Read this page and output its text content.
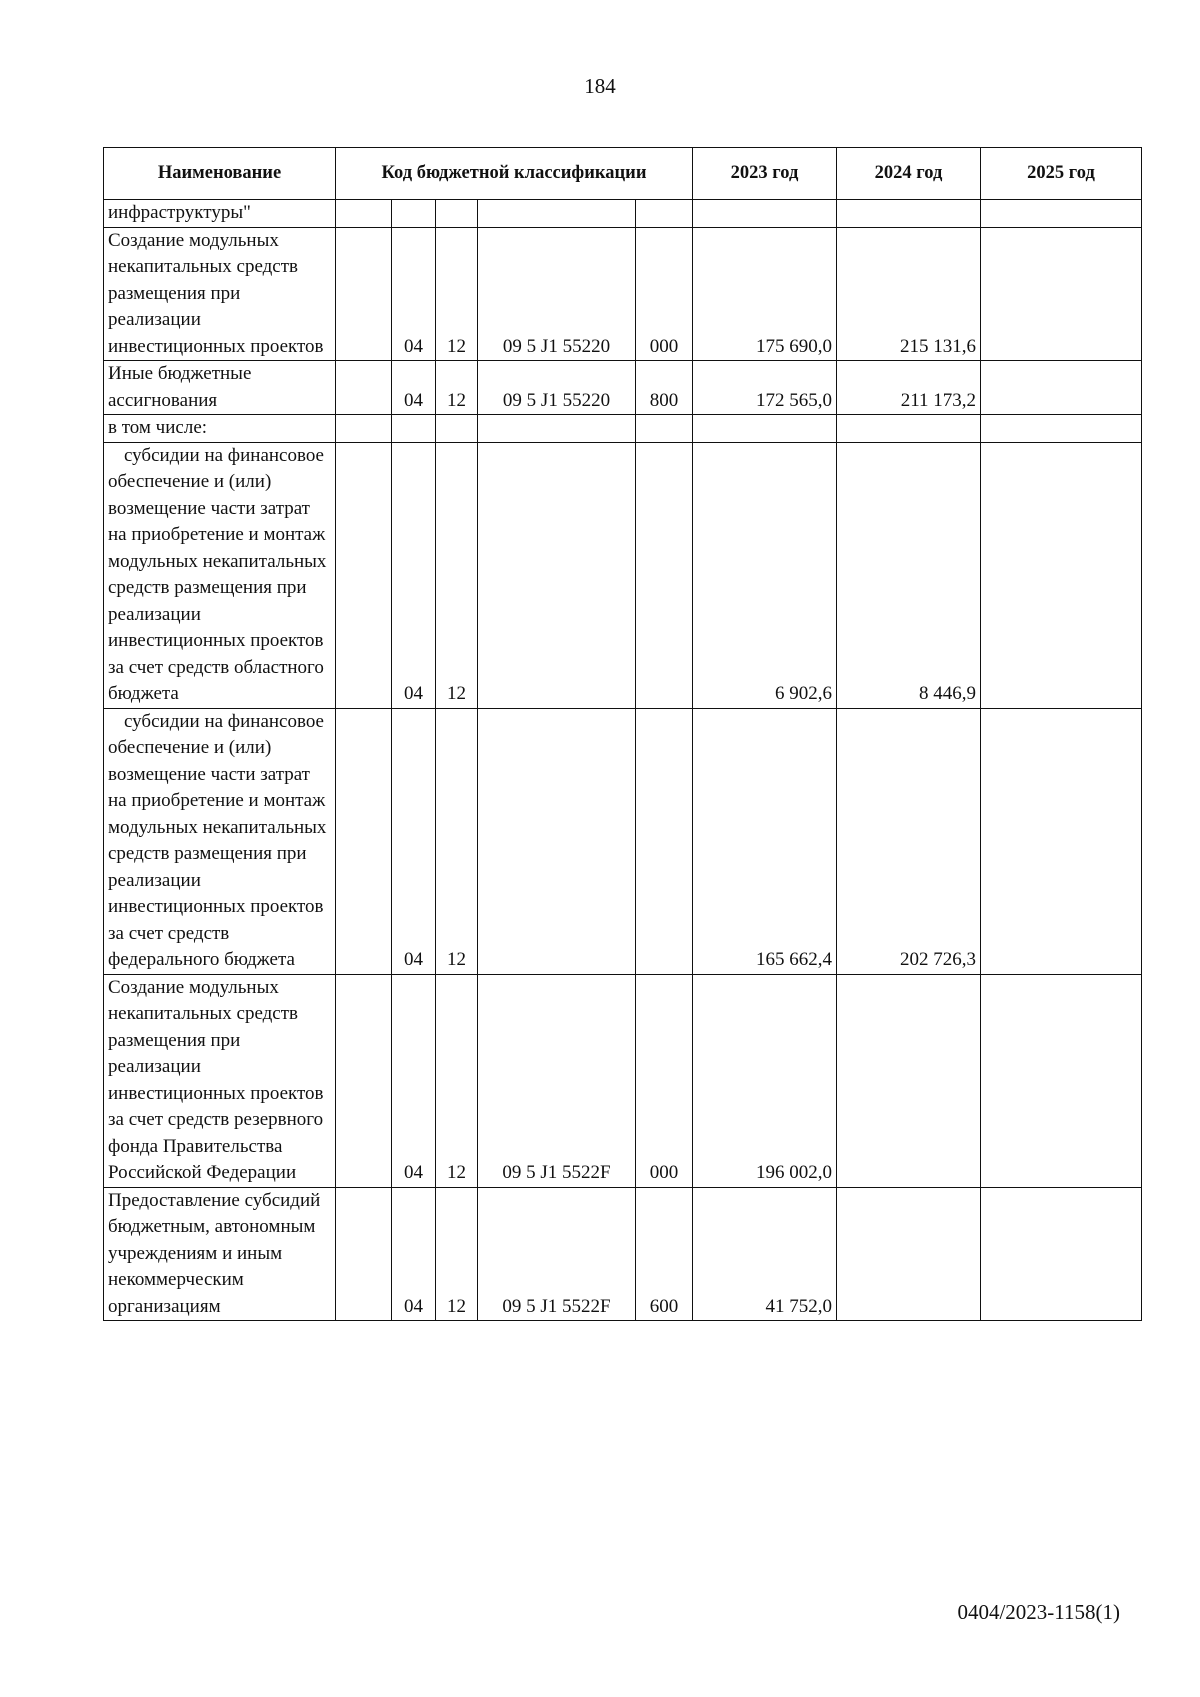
184
Наименование	Код бюджетной классификации					2023 год	2024 год	2025 год
инфраструктуры"								
Создание модульных некапитальных средств размещения при реализации инвестиционных проектов		04	12	09 5 J1 55220	000	175 690,0	215 131,6	
Иные бюджетные ассигнования		04	12	09 5 J1 55220	800	172 565,0	211 173,2	
в том числе:								
субсидии на финансовое обеспечение и (или) возмещение части затрат на приобретение и монтаж модульных некапитальных средств размещения при реализации инвестиционных проектов за счет средств областного бюджета		04	12			6 902,6	8 446,9	
субсидии на финансовое обеспечение и (или) возмещение части затрат на приобретение и монтаж модульных некапитальных средств размещения при реализации инвестиционных проектов за счет средств федерального бюджета		04	12			165 662,4	202 726,3	
Создание модульных некапитальных средств размещения при реализации инвестиционных проектов за счет средств резервного фонда Правительства Российской Федерации		04	12	09 5 J1 5522F	000	196 002,0		
Предоставление субсидий бюджетным, автономным учреждениям и иным некоммерческим организациям		04	12	09 5 J1 5522F	600	41 752,0		
0404/2023-1158(1)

Do this: Give all the entries again exactly, dropping each picture.

Full output:
Read this page and output its text content.
184
Наименование	Код бюджетной классификации					2023 год	2024 год	2025 год
инфраструктуры"								
Создание модульных некапитальных средств размещения при реализации инвестиционных проектов		04	12	09 5 J1 55220	000	175 690,0	215 131,6	
Иные бюджетные ассигнования		04	12	09 5 J1 55220	800	172 565,0	211 173,2	
в том числе:								
субсидии на финансовое обеспечение и (или) возмещение части затрат на приобретение и монтаж модульных некапитальных средств размещения при реализации инвестиционных проектов за счет средств областного бюджета		04	12			6 902,6	8 446,9	
субсидии на финансовое обеспечение и (или) возмещение части затрат на приобретение и монтаж модульных некапитальных средств размещения при реализации инвестиционных проектов за счет средств федерального бюджета		04	12			165 662,4	202 726,3	
Создание модульных некапитальных средств размещения при реализации инвестиционных проектов за счет средств резервного фонда Правительства Российской Федерации		04	12	09 5 J1 5522F	000	196 002,0		
Предоставление субсидий бюджетным, автономным учреждениям и иным некоммерческим организациям		04	12	09 5 J1 5522F	600	41 752,0		
0404/2023-1158(1)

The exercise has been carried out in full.